- _Instructions for the task_
Write out the full set of records below exactly.

=== Input rows ===

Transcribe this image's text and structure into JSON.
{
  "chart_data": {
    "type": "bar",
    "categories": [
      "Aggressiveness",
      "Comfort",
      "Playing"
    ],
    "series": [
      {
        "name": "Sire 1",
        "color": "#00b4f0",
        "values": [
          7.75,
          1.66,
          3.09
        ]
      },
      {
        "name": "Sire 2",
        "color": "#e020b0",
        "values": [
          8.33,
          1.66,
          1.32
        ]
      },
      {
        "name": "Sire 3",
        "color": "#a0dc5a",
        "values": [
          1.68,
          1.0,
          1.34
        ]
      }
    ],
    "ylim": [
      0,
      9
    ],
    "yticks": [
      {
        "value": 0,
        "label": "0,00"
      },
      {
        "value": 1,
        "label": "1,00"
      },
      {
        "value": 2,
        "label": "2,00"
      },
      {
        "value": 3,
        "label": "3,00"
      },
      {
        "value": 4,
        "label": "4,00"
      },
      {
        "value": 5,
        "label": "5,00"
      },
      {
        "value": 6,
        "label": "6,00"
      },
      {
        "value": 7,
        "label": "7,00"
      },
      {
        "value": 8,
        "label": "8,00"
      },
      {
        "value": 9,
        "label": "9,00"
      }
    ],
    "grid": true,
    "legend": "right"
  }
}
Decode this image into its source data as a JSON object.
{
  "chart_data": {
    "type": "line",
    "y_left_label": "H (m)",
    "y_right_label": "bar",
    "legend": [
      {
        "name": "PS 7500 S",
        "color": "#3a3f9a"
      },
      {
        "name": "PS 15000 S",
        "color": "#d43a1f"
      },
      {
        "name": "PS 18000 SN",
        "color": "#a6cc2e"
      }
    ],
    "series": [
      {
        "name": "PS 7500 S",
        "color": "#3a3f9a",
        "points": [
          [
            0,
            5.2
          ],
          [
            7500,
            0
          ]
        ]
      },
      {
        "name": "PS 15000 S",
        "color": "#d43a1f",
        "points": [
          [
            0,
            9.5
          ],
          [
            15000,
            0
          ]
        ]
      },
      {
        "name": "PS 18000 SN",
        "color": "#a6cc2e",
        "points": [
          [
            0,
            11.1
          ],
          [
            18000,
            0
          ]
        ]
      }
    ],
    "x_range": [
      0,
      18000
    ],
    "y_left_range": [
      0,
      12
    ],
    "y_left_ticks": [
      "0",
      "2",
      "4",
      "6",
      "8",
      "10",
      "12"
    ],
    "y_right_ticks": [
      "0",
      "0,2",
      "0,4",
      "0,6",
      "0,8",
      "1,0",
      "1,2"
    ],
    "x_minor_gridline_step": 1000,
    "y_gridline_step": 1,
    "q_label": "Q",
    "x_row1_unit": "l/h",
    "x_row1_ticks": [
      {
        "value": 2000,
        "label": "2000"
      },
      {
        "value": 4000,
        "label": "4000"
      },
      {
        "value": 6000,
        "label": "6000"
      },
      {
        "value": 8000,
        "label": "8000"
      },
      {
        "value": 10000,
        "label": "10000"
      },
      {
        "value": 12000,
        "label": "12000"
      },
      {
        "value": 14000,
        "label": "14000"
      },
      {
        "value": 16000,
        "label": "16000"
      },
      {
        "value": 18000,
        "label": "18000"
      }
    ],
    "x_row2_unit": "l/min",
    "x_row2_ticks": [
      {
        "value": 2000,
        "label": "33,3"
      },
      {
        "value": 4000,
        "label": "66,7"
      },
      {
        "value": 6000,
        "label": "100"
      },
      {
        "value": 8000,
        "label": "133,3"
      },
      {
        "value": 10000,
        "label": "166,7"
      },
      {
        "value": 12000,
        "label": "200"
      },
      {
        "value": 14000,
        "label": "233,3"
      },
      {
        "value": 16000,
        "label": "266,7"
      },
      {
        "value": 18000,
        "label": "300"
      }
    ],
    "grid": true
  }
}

===

- _Task output_
Transcribe this image's text and structure into JSON.
{
  "chart_data": {
    "type": "bar",
    "categories": [
      "Aggressiveness",
      "Comfort",
      "Playing"
    ],
    "series": [
      {
        "name": "Sire 1",
        "color": "#00b4f0",
        "values": [
          7.75,
          1.66,
          3.09
        ]
      },
      {
        "name": "Sire 2",
        "color": "#e020b0",
        "values": [
          8.33,
          1.66,
          1.32
        ]
      },
      {
        "name": "Sire 3",
        "color": "#a0dc5a",
        "values": [
          1.68,
          1.0,
          1.34
        ]
      }
    ],
    "ylim": [
      0,
      9
    ],
    "yticks": [
      {
        "value": 0,
        "label": "0,00"
      },
      {
        "value": 1,
        "label": "1,00"
      },
      {
        "value": 2,
        "label": "2,00"
      },
      {
        "value": 3,
        "label": "3,00"
      },
      {
        "value": 4,
        "label": "4,00"
      },
      {
        "value": 5,
        "label": "5,00"
      },
      {
        "value": 6,
        "label": "6,00"
      },
      {
        "value": 7,
        "label": "7,00"
      },
      {
        "value": 8,
        "label": "8,00"
      },
      {
        "value": 9,
        "label": "9,00"
      }
    ],
    "grid": true,
    "legend": "right"
  }
}
Decode this image into its source data as a JSON object.
{
  "chart_data": {
    "type": "line",
    "y_left_label": "H (m)",
    "y_right_label": "bar",
    "legend": [
      {
        "name": "PS 7500 S",
        "color": "#3a3f9a"
      },
      {
        "name": "PS 15000 S",
        "color": "#d43a1f"
      },
      {
        "name": "PS 18000 SN",
        "color": "#a6cc2e"
      }
    ],
    "series": [
      {
        "name": "PS 7500 S",
        "color": "#3a3f9a",
        "points": [
          [
            0,
            5.2
          ],
          [
            7500,
            0
          ]
        ]
      },
      {
        "name": "PS 15000 S",
        "color": "#d43a1f",
        "points": [
          [
            0,
            9.5
          ],
          [
            15000,
            0
          ]
        ]
      },
      {
        "name": "PS 18000 SN",
        "color": "#a6cc2e",
        "points": [
          [
            0,
            11.1
          ],
          [
            18000,
            0
          ]
        ]
      }
    ],
    "x_range": [
      0,
      18000
    ],
    "y_left_range": [
      0,
      12
    ],
    "y_left_ticks": [
      "0",
      "2",
      "4",
      "6",
      "8",
      "10",
      "12"
    ],
    "y_right_ticks": [
      "0",
      "0,2",
      "0,4",
      "0,6",
      "0,8",
      "1,0",
      "1,2"
    ],
    "x_minor_gridline_step": 1000,
    "y_gridline_step": 1,
    "q_label": "Q",
    "x_row1_unit": "l/h",
    "x_row1_ticks": [
      {
        "value": 2000,
        "label": "2000"
      },
      {
        "value": 4000,
        "label": "4000"
      },
      {
        "value": 6000,
        "label": "6000"
      },
      {
        "value": 8000,
        "label": "8000"
      },
      {
        "value": 10000,
        "label": "10000"
      },
      {
        "value": 12000,
        "label": "12000"
      },
      {
        "value": 14000,
        "label": "14000"
      },
      {
        "value": 16000,
        "label": "16000"
      },
      {
        "value": 18000,
        "label": "18000"
      }
    ],
    "x_row2_unit": "l/min",
    "x_row2_ticks": [
      {
        "value": 2000,
        "label": "33,3"
      },
      {
        "value": 4000,
        "label": "66,7"
      },
      {
        "value": 6000,
        "label": "100"
      },
      {
        "value": 8000,
        "label": "133,3"
      },
      {
        "value": 10000,
        "label": "166,7"
      },
      {
        "value": 12000,
        "label": "200"
      },
      {
        "value": 14000,
        "label": "233,3"
      },
      {
        "value": 16000,
        "label": "266,7"
      },
      {
        "value": 18000,
        "label": "300"
      }
    ],
    "grid": true
  }
}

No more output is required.